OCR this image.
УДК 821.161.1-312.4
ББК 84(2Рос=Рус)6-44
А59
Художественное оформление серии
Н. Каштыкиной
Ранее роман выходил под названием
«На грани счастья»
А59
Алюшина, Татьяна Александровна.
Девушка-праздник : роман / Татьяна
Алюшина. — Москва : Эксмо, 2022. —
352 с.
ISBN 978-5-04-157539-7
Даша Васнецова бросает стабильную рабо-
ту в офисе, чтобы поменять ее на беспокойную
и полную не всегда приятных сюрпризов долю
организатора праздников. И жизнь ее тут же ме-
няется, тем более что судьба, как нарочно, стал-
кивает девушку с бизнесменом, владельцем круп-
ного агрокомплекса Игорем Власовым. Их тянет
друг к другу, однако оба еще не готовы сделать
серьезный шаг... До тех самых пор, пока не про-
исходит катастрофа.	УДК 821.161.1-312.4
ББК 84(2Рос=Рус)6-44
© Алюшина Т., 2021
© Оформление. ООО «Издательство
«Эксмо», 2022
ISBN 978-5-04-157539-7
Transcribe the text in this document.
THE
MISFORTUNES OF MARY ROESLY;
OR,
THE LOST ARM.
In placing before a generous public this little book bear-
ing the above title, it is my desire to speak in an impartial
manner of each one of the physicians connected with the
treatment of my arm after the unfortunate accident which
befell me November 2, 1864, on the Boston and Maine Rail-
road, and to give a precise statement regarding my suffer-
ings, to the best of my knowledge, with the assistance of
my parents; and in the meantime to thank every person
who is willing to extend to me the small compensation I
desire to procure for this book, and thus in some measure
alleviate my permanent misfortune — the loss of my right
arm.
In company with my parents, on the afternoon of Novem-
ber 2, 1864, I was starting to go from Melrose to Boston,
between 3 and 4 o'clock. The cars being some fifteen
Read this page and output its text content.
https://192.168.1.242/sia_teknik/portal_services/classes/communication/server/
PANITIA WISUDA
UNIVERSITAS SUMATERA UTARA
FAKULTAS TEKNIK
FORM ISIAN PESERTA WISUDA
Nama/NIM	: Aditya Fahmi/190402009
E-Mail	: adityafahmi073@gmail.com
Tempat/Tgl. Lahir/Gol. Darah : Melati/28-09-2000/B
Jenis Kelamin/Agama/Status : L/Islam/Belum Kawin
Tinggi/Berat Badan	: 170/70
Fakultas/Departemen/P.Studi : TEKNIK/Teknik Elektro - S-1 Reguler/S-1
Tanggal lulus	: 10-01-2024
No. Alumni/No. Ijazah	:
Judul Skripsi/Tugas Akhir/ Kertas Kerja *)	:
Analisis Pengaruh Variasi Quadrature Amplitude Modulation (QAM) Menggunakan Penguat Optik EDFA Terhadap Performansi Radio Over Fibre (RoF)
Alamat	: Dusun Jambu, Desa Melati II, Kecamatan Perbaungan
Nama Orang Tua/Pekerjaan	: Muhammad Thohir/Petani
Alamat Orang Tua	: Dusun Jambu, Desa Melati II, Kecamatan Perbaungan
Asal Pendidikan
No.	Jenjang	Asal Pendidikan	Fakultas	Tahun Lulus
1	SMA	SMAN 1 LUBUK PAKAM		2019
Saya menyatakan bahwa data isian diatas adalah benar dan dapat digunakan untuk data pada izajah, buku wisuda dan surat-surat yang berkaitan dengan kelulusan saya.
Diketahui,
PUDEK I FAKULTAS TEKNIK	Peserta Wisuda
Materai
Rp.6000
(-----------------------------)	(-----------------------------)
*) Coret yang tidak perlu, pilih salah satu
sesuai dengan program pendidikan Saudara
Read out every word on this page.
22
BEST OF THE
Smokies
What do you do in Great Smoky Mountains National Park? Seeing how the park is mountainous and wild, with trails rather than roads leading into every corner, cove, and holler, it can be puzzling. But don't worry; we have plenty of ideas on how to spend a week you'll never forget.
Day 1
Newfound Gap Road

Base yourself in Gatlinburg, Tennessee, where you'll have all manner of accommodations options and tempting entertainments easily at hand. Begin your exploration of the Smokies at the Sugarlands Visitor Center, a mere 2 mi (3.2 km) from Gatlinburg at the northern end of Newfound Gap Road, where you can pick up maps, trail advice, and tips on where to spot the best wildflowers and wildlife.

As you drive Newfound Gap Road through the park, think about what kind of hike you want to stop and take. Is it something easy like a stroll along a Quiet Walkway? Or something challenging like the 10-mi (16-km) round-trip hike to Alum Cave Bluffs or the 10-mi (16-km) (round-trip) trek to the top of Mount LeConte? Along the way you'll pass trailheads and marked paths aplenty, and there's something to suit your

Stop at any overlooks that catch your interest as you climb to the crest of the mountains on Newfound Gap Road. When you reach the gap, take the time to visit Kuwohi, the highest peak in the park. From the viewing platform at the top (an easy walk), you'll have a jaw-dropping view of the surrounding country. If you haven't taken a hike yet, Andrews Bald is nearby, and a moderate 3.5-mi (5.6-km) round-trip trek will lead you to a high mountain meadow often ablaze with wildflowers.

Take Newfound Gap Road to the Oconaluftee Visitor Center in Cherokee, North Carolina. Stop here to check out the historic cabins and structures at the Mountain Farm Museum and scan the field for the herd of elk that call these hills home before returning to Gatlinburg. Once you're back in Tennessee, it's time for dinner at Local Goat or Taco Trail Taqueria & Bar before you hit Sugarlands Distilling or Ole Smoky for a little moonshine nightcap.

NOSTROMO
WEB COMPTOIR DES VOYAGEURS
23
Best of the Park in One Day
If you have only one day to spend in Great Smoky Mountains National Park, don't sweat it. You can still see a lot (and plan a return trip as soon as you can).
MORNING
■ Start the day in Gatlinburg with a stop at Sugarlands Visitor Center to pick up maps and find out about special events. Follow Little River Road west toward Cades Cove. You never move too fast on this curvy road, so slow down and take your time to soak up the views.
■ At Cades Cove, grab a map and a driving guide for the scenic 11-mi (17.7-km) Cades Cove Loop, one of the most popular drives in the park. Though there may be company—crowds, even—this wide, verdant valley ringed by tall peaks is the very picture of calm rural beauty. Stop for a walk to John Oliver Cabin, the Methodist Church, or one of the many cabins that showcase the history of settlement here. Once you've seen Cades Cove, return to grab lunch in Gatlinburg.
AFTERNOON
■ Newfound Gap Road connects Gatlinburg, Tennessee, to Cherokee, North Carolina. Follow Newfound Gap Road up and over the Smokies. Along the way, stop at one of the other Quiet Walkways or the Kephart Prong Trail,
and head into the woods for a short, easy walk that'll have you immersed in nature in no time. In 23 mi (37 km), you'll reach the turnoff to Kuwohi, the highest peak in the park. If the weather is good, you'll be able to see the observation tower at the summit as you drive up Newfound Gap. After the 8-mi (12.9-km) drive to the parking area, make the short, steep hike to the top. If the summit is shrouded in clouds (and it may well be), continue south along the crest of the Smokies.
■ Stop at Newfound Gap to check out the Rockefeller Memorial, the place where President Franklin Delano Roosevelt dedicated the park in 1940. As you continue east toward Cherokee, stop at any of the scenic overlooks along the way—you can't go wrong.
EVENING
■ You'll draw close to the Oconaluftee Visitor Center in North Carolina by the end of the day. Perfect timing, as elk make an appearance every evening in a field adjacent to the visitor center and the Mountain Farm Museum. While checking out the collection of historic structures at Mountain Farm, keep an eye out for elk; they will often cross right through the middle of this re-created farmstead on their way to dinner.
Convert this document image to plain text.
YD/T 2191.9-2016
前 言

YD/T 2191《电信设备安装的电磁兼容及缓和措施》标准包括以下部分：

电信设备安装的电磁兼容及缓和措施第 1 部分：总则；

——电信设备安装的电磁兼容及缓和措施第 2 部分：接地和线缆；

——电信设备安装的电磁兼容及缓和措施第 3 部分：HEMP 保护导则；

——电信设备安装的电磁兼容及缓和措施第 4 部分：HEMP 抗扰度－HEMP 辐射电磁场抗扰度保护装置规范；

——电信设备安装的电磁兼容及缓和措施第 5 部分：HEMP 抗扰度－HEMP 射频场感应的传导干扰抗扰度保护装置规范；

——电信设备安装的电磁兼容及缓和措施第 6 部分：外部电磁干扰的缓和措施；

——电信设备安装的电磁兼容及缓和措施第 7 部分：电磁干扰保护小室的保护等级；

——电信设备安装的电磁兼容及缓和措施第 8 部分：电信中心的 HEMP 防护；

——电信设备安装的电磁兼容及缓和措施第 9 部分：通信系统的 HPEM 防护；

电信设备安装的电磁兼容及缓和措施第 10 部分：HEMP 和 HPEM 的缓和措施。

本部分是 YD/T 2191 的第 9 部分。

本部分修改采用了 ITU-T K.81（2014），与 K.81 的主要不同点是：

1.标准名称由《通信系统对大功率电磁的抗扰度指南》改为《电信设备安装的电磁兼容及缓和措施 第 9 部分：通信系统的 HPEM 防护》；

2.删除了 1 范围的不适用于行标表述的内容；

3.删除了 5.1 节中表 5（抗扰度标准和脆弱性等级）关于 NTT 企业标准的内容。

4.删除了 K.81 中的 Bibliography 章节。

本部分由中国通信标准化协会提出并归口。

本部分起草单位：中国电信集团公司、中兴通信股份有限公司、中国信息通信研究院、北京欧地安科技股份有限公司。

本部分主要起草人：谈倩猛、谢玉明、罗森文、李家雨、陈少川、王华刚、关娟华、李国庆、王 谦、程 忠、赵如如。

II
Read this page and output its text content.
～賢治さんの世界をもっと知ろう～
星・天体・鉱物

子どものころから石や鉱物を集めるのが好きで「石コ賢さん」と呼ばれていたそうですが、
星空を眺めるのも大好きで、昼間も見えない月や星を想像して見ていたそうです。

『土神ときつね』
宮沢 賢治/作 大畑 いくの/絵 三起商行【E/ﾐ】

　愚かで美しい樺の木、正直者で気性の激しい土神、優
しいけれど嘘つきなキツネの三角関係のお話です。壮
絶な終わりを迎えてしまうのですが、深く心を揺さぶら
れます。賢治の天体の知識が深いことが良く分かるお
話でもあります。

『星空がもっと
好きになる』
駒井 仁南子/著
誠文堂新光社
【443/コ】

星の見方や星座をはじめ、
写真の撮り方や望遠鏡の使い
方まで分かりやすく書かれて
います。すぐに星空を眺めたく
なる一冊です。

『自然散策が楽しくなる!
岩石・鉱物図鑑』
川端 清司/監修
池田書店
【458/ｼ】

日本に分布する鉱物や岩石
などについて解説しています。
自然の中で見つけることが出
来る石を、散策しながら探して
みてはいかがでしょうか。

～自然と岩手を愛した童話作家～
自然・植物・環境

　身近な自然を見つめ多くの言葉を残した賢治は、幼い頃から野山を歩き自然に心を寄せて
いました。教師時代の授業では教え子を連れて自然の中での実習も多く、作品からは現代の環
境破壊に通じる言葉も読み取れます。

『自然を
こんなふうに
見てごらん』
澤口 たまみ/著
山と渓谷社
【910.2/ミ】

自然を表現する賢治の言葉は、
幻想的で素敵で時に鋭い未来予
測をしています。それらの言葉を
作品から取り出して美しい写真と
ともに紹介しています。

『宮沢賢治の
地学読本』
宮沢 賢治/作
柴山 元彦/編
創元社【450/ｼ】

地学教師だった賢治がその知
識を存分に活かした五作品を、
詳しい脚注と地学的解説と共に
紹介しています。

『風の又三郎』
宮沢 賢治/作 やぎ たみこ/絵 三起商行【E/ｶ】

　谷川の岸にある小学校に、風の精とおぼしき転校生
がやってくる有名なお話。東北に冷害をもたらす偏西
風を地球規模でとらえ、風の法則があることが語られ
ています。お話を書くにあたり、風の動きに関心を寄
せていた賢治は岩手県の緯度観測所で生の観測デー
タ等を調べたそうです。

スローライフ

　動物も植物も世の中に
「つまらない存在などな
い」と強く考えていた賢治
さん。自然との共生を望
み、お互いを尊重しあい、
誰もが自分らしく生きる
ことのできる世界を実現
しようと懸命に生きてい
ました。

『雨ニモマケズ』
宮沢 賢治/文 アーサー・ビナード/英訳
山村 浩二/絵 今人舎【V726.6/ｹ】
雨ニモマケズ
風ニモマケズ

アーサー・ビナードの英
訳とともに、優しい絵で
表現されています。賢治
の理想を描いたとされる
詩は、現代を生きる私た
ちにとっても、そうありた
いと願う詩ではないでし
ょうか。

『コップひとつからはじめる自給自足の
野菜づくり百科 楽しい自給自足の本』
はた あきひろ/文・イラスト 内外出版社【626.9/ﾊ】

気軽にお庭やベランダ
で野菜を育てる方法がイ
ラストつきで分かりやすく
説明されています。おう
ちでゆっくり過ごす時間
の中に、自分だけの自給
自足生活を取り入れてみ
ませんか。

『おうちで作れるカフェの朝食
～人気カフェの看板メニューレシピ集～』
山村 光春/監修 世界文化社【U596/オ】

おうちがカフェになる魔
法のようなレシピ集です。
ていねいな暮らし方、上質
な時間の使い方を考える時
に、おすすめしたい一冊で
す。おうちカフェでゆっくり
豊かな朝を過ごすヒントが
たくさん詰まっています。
════════════════
Instructions to follow
Search the data above for the string "Nama" and copy each line that has it.

Exercise output
Nama/NIM	: Aditya Fahmi/190402009
Nama Orang Tua/Pekerjaan	: Muhammad Thohir/Petani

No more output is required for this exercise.